> Exercise directions
Scan the data beneath this task and copy each line that includes "Where".

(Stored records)

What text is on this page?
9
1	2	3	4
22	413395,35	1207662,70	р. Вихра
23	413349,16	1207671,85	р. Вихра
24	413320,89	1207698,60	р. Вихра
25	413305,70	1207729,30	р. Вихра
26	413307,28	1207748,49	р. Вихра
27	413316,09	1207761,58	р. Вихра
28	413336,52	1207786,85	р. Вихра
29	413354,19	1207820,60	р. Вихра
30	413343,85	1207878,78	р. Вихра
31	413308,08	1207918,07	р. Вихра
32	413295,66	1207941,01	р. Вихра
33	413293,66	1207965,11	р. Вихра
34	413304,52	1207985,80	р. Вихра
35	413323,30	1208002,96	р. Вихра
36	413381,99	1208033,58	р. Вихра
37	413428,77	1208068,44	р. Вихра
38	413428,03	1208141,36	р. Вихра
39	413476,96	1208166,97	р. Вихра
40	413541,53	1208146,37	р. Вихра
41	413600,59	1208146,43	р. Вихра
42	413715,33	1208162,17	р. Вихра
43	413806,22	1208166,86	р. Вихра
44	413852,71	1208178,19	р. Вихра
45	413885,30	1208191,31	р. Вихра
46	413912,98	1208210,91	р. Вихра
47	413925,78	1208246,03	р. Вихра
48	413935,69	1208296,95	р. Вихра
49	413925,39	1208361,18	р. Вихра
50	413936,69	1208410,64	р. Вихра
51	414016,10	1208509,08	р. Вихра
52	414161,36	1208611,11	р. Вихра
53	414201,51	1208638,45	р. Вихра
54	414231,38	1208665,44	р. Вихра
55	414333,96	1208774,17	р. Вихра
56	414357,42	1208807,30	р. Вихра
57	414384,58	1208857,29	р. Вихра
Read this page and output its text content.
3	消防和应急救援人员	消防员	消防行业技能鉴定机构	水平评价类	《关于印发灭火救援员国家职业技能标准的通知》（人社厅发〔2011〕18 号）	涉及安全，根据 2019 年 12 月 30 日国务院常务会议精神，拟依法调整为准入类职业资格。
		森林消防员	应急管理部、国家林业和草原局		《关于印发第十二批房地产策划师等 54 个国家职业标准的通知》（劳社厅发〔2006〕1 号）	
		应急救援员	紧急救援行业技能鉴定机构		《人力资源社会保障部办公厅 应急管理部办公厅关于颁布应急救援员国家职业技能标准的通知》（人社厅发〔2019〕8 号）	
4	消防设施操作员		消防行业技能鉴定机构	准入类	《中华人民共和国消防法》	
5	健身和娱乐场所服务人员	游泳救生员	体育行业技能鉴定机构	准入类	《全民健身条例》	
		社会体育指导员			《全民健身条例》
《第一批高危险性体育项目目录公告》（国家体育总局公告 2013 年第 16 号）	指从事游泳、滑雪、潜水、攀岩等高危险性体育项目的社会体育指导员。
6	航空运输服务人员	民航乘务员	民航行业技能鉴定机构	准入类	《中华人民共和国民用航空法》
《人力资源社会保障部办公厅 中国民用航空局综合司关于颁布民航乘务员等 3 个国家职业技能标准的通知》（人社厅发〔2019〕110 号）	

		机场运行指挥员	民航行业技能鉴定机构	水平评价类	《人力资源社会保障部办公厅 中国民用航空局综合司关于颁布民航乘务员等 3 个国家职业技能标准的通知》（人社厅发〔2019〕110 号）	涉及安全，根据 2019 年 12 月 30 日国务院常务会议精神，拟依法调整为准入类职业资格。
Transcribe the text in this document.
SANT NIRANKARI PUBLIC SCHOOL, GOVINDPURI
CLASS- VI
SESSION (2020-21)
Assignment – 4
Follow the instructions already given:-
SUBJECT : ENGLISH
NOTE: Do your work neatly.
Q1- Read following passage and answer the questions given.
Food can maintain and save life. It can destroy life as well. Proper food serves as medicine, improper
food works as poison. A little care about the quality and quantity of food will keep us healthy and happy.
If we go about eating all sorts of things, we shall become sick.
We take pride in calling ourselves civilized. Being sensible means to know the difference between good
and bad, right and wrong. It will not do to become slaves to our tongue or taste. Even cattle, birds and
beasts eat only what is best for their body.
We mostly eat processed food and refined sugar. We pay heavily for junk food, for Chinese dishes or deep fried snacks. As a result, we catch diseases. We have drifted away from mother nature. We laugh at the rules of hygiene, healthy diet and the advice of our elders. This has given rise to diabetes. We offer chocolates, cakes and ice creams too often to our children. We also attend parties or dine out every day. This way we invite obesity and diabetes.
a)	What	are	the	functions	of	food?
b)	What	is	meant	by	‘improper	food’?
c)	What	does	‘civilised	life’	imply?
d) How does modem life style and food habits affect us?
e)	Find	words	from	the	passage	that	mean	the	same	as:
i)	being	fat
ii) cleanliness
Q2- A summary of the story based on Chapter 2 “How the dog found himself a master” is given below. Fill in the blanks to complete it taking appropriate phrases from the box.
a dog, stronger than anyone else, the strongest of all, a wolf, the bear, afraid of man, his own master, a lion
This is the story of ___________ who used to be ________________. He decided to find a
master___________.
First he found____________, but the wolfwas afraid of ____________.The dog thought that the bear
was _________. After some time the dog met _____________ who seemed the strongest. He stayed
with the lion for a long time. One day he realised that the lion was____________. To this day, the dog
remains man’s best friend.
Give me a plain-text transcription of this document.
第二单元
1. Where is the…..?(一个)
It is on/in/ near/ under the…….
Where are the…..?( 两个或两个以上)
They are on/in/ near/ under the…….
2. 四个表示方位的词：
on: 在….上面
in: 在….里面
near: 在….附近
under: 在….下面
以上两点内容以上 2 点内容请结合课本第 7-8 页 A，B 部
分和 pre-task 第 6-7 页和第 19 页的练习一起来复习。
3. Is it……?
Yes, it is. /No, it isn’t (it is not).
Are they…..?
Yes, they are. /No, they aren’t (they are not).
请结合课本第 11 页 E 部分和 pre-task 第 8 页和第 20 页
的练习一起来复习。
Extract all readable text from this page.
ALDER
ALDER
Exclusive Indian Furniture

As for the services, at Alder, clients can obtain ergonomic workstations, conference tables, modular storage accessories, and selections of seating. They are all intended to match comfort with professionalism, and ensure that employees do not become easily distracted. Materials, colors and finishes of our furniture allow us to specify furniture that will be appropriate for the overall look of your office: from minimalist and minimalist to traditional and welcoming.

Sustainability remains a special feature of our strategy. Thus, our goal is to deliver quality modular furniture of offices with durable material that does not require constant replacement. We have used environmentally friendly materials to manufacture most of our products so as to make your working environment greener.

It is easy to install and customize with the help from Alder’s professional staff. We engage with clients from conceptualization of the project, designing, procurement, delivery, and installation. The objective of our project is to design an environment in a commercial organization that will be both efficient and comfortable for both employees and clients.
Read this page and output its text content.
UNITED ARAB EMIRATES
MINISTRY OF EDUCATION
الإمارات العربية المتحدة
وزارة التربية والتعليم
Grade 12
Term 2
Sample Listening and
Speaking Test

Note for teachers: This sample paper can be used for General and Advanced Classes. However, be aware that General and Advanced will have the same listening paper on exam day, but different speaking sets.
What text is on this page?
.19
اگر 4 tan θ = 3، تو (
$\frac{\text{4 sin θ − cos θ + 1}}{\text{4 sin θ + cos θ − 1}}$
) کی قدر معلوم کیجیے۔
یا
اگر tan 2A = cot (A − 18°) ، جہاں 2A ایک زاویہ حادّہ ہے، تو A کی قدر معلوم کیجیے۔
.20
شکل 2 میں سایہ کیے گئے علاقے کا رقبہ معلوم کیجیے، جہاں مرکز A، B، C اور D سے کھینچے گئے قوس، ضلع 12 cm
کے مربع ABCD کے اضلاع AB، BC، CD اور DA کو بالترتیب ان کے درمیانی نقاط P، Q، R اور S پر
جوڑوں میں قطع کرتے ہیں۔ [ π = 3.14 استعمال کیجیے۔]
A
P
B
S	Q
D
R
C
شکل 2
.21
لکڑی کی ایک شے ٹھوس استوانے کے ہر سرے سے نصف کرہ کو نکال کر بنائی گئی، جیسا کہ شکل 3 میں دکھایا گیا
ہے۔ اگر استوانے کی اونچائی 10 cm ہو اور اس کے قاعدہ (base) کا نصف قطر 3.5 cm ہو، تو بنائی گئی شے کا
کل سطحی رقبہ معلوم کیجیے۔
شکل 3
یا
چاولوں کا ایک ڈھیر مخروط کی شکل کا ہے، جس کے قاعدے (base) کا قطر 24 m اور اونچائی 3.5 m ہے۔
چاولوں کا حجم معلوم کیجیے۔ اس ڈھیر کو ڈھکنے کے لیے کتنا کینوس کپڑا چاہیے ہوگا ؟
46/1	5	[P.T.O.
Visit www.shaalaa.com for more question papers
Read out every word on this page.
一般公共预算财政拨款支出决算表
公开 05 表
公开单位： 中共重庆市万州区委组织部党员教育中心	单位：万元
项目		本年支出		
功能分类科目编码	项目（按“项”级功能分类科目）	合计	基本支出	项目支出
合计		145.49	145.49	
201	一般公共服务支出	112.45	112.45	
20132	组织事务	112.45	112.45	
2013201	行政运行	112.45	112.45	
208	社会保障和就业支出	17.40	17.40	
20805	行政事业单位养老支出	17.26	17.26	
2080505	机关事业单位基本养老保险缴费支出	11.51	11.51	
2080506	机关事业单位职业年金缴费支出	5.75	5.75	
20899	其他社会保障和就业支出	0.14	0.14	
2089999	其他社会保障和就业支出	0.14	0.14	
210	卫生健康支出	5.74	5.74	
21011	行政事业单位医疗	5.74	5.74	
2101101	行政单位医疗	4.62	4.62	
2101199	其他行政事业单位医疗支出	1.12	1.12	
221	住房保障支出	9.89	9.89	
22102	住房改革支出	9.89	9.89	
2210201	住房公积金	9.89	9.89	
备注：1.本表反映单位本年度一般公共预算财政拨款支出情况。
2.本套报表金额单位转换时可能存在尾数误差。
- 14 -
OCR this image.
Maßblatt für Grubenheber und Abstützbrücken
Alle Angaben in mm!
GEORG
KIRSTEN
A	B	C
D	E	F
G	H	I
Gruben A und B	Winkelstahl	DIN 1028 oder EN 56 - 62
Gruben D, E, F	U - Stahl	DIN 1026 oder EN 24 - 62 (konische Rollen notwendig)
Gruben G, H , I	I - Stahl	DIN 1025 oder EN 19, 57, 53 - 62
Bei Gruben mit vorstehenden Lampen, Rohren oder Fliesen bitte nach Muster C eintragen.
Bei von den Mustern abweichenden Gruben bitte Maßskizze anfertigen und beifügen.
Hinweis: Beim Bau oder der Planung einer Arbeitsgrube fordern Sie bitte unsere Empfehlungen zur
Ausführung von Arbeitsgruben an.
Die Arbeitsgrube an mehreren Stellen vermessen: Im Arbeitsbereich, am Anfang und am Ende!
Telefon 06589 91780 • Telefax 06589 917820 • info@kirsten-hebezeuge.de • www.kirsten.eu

> The completed task
1. Where is the…..?(一个)
Where are the…..?( 两个或两个以上)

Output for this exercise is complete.